(BRIEF 1): In the passage about the Tiger God Shrine, change "joss house" to "temple" and give the part that begins at the words "San Chaopho Suea (Sao" and stops after "Chinese New Year.".
(BRIEF 2): Take the passage about the Tiger God Shrine in Bangkok further, continuing from its last sentence.

(EXCERPT):
════════════════════

Chinese temple in Bangkok

San Chaopho Suea (Sao Chingcha) (ศาลเจ้าพ่อเสือ (เสาชิงช้า)) or San Chaopho Suea Phra Nakhon (ศาลเจ้าพ่อเสือพระนคร), usually known simply as San Chaopho Suea (ศาลเจ้าพ่อเสือ; 打惱路玄天上帝廟 (打恼路玄天上帝庙, Dǎ nǎo lù xuán tiān shàngdì miào); commonly known in English as Tiger God Shrine) is a Chinese joss house located at 468 Tanao Road, San Chaopho Suea Sub-district, Phra Nakhon District in the old town Bangkok (Rattanakosin Island) near Sao Chingcha (Giant Swing) and Wat Mahannapharam with features the Southern Chinese architectural style. It is the shrine of Chaopho Suea (เจ้าพ่อเสือ, lit. 'Tiger God'), according to the ancient Chinese belief and it is one of the most respected Chinese shrines in Bangkok and Thailand alike Wat Mangkon Kamalawat in Chinatown, especially during the Chinese New Year.

════════════════════

(STORED RECORDS):

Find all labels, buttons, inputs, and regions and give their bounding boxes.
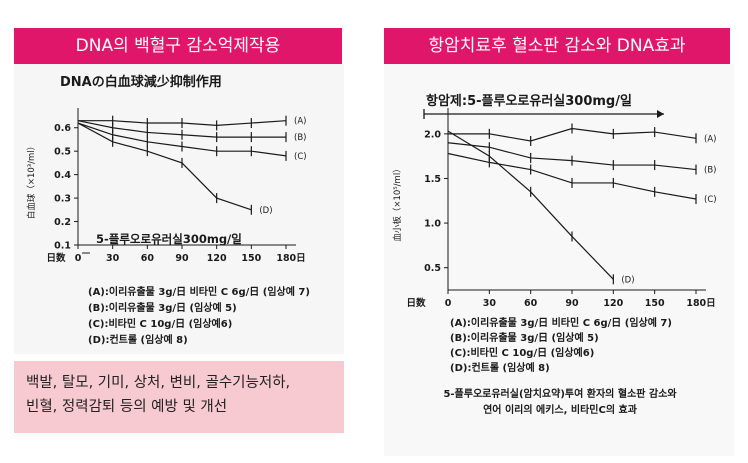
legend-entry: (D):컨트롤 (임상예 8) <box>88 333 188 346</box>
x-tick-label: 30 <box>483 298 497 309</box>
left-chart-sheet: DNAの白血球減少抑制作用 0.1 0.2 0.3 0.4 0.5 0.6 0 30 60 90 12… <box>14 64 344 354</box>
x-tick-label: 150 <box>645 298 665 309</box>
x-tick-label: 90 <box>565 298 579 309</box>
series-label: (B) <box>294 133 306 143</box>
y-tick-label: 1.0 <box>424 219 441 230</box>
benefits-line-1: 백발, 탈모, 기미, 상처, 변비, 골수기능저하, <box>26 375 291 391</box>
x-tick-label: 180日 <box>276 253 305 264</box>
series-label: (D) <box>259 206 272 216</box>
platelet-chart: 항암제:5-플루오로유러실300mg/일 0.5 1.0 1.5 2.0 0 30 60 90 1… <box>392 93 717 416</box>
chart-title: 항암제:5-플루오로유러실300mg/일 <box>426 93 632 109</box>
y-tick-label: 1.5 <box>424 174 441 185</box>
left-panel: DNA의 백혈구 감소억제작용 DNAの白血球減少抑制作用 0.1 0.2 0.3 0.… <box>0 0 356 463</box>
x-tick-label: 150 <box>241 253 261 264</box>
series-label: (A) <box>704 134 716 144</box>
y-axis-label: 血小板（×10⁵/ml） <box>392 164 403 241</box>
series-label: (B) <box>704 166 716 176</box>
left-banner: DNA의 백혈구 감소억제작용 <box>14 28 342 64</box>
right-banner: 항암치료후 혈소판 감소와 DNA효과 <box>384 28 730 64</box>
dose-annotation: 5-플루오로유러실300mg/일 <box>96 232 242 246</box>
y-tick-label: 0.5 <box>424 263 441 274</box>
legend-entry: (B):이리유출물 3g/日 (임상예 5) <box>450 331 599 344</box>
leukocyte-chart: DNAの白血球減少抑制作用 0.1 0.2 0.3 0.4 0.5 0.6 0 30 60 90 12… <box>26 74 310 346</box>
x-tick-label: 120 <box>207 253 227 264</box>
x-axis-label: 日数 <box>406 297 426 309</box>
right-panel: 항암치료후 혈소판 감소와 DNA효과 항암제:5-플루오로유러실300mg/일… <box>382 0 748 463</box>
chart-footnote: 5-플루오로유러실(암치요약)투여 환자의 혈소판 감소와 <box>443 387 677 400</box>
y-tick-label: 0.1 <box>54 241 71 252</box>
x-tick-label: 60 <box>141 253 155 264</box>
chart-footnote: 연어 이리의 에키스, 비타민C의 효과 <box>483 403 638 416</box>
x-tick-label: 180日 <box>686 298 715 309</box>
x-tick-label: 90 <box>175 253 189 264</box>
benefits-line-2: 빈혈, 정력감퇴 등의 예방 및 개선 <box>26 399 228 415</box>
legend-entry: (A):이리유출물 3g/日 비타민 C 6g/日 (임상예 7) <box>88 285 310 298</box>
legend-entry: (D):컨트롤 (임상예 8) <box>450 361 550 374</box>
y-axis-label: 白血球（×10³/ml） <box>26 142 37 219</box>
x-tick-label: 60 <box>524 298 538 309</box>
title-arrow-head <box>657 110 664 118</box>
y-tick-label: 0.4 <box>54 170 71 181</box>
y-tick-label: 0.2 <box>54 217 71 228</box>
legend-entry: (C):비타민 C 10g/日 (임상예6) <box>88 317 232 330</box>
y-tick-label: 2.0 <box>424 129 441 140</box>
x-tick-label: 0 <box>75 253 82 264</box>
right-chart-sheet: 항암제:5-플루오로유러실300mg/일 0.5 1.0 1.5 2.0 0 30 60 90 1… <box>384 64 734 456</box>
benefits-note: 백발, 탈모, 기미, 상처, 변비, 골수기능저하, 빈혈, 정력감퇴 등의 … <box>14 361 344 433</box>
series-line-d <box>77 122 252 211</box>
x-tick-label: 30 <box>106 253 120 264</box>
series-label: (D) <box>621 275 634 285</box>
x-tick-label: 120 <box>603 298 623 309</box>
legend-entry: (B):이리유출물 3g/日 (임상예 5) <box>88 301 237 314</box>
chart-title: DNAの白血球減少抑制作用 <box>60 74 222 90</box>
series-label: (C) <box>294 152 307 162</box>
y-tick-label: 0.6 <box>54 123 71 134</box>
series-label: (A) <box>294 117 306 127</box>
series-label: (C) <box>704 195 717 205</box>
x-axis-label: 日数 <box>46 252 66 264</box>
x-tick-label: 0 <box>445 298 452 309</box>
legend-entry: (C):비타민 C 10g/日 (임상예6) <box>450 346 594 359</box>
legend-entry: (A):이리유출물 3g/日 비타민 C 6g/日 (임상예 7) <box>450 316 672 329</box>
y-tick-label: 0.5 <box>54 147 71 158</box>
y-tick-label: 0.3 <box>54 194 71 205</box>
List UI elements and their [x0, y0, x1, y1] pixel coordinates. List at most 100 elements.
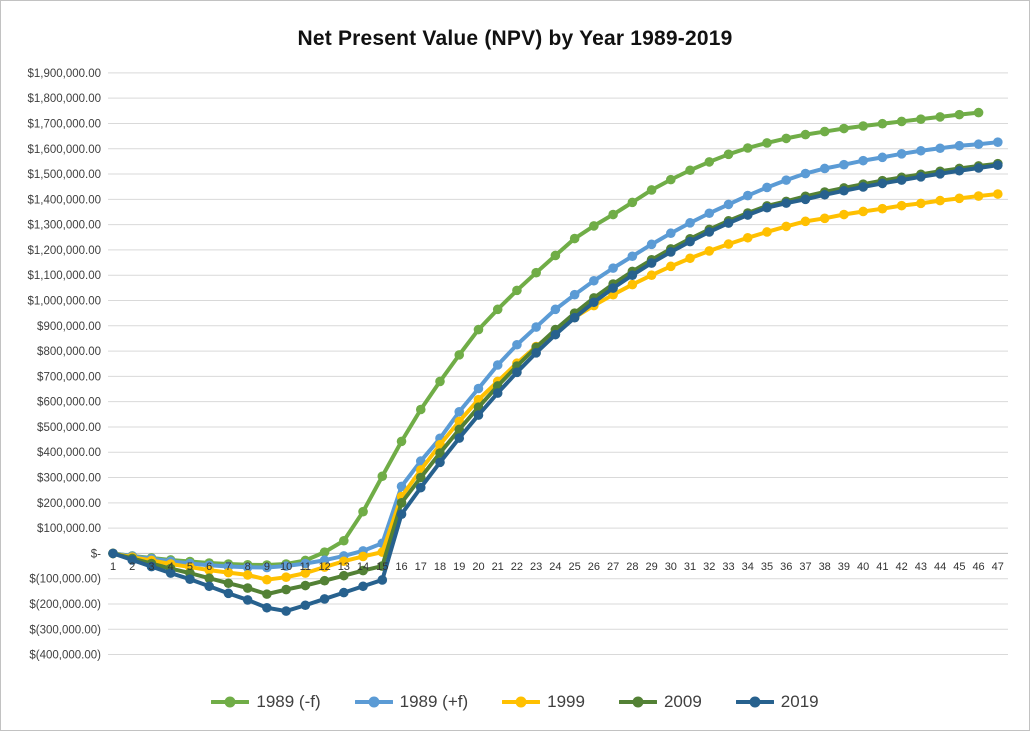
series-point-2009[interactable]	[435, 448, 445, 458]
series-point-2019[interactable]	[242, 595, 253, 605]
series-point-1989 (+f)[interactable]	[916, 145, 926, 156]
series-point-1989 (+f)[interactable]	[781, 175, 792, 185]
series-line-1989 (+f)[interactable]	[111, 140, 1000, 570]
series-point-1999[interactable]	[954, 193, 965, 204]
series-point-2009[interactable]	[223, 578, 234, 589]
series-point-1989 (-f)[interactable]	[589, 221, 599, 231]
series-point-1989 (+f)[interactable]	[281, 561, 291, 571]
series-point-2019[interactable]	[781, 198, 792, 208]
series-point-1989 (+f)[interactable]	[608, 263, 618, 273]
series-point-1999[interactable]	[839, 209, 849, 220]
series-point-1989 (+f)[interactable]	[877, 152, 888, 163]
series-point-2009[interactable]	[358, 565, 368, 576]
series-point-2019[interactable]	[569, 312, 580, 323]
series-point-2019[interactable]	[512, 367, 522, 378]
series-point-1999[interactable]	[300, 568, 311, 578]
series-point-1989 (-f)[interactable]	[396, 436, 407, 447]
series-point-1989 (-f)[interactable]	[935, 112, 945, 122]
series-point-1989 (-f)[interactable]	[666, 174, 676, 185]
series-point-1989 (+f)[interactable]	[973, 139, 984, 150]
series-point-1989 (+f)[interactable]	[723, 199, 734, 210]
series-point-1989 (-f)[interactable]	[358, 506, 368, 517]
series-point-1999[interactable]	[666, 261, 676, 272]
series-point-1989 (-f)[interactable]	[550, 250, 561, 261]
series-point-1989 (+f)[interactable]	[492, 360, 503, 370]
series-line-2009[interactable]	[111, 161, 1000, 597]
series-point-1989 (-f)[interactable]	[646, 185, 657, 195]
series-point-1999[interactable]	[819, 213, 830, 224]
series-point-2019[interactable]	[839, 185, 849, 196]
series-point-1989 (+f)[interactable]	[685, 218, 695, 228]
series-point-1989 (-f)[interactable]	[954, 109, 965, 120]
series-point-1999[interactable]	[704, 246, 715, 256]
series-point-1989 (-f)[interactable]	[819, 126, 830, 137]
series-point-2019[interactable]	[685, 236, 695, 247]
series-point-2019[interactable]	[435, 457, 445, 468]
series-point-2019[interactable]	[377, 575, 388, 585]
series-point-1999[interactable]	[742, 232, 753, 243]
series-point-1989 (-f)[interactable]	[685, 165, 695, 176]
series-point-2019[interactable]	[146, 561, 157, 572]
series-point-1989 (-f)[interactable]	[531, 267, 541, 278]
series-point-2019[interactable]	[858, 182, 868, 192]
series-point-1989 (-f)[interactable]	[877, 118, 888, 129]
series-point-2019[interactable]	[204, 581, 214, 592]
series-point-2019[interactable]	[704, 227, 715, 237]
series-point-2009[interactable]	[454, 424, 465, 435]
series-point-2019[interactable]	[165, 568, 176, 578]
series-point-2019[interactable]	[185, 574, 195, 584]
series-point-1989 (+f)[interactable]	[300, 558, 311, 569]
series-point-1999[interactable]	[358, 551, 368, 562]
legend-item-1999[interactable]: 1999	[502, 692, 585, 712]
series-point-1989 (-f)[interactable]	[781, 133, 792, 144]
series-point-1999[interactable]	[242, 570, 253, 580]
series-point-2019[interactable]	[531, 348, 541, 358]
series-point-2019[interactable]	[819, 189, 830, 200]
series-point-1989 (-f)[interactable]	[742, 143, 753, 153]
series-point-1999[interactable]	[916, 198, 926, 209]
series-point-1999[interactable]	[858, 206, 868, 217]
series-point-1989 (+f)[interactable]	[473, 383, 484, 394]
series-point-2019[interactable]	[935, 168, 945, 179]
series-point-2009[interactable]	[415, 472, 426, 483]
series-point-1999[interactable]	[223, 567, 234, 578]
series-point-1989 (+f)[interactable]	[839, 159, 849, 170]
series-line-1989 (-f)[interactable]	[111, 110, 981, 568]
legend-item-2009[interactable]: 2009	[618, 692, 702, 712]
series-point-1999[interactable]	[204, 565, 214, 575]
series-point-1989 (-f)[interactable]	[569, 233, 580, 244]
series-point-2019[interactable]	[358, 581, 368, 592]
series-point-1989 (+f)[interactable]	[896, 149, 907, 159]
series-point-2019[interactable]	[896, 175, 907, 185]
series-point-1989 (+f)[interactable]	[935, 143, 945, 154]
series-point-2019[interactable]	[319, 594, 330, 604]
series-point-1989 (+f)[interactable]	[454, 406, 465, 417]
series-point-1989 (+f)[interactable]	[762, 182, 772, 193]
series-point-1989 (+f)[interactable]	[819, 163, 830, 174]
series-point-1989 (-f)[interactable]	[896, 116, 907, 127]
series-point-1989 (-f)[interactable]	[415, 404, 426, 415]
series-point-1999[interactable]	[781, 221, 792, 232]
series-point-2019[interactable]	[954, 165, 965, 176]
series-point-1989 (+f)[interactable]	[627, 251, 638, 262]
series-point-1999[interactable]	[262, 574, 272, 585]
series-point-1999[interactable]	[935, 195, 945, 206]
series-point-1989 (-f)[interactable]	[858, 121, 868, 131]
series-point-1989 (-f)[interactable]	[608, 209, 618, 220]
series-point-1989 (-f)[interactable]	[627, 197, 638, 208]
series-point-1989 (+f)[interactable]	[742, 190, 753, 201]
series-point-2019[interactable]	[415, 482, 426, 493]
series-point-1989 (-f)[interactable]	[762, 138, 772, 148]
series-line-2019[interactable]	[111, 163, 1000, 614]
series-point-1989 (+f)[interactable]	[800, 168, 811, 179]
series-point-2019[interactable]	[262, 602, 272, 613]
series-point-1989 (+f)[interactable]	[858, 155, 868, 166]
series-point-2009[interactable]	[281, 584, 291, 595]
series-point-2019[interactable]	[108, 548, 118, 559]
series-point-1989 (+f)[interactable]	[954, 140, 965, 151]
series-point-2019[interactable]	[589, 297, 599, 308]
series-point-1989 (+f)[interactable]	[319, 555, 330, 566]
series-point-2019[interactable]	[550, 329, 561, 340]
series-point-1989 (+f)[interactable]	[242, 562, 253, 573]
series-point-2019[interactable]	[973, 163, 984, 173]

════════════════════

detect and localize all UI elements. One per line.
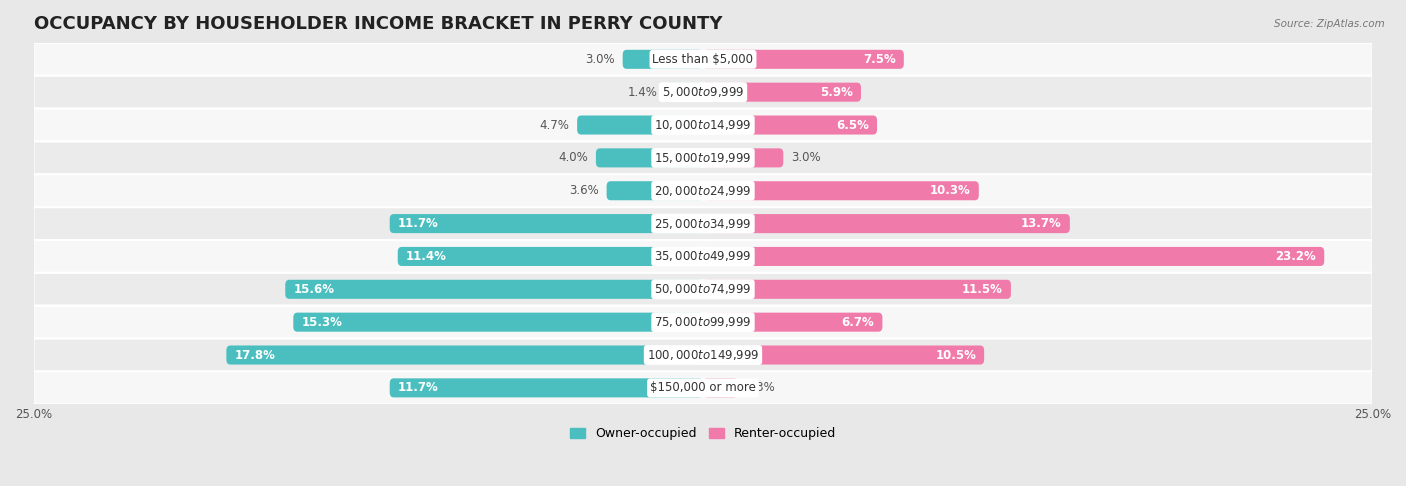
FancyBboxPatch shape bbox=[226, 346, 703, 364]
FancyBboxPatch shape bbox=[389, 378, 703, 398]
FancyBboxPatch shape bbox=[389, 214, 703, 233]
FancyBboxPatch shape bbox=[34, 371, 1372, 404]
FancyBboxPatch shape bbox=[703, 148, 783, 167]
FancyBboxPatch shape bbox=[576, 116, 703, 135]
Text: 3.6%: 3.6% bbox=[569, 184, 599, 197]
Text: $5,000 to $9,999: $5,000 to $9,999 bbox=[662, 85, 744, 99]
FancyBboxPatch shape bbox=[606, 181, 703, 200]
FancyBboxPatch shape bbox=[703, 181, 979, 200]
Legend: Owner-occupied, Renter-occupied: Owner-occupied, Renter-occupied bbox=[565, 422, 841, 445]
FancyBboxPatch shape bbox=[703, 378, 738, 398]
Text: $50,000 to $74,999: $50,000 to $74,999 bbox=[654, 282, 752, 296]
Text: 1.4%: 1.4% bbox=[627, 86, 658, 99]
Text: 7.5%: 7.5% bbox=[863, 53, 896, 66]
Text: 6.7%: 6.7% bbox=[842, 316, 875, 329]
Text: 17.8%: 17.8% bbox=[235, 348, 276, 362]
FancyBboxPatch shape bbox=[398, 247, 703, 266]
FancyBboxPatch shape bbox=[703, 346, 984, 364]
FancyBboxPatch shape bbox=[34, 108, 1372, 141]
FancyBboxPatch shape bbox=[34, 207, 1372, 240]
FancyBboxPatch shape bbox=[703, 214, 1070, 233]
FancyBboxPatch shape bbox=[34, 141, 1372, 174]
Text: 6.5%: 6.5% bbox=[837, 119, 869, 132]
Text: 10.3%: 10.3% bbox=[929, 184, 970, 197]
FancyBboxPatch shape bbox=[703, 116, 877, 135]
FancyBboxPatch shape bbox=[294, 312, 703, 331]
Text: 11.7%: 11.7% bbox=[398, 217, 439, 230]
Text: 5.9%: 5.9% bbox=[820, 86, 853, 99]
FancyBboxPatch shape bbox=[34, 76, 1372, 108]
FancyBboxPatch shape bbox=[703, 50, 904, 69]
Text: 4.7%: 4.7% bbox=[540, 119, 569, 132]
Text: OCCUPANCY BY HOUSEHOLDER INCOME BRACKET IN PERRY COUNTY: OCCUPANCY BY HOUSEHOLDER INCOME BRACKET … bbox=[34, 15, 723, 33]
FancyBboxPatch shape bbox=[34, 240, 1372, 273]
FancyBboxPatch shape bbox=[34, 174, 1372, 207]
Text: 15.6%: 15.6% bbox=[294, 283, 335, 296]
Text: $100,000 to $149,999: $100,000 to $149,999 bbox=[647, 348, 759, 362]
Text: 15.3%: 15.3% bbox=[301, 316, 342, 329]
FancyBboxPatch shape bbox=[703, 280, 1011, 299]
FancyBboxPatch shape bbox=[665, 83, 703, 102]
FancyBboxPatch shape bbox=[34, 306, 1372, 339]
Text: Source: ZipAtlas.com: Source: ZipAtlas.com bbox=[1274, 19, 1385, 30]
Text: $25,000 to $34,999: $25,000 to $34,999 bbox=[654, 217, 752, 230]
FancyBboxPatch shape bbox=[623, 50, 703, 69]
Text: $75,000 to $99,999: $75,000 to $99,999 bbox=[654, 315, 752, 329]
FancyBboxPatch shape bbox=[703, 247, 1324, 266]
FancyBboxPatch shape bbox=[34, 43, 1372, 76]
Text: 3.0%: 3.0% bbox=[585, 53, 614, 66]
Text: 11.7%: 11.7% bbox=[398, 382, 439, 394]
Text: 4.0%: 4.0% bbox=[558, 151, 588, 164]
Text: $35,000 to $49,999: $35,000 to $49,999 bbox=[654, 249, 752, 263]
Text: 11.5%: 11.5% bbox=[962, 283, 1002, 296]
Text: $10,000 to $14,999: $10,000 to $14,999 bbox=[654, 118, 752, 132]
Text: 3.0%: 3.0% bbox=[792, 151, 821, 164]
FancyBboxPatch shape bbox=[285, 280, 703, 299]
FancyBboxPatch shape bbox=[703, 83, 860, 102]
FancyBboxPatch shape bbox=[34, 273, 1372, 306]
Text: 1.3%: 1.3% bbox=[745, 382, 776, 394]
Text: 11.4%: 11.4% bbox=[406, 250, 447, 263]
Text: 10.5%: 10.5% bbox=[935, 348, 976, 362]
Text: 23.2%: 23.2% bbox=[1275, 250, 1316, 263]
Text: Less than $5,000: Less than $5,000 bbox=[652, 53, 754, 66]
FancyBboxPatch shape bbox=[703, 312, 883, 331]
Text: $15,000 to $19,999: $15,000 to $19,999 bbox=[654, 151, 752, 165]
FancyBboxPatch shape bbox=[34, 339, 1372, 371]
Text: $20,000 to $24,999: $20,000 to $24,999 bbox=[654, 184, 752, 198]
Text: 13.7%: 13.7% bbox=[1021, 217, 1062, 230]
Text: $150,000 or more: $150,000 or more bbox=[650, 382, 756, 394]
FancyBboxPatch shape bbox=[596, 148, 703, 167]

════════════════════

(REPLY 1):
San Chaopho Suea (Sao Chingcha) (ศาลเจ้าพ่อเสือ (เสาชิงช้า)) or San Chaopho Suea Phra Nakhon (ศาลเจ้าพ่อเสือพระนคร), usually known simply as San Chaopho Suea (ศาลเจ้าพ่อเสือ; 打惱路玄天上帝廟 (打恼路玄天上帝庙, Dǎ nǎo lù xuán tiān shàngdì miào); commonly known in English as Tiger God Shrine) is a Chinese temple located at 468 Tanao Road, San Chaopho Suea Sub-district, Phra Nakhon District in the old town Bangkok (Rattanakosin Island) near Sao Chingcha (Giant Swing) and Wat Mahannapharam with features the Southern Chinese architectural style. It is the shrine of Chaopho Suea (เจ้าพ่อเสือ, lit. 'Tiger God'), according to the ancient Chinese belief and it is one of the most respected Chinese shrines in Bangkok and Thailand alike Wat Mangkon Kamalawat in Chinatown, especially during the Chinese New Year.

(REPLY 2):
This shrine was built in 1834 in the reign of King Nang Klao (Rama III). In the past, it was located on Bamrung Mueang Road but was relocated by the command of King Chulalongkorn (Rama V) to the Tanao Road, the present location. The shrine enshrined statues of Chinese Supreme Being, including the Tiger God (Xuan Tian Shang Di), Lord Guan (God of Honesty), Caishen (God of Fortune), Dai Seng Ya (Monkey God) and Mazu (Goddess of the Sea), which are highly venerated among both Thai and Chinese people.

At present, it has been promoted as one of the nine temples under the project "Respect to the Nine Temples" (ไหว้พระ 9 วัด) of Tourism Authority of Thailand (TAT) along with other temples are (Phra Nakhon side): Wat Phra Kaew, Wat Pho, Wat Chana Songkhram, Wat Suthat, City Pillar Shrine (Thonburi side): Wat Arun, Wat Rakhangkhositraram and Wat Kalayanamitr. It is now a recognised ancient monument of Bangkok since 1988.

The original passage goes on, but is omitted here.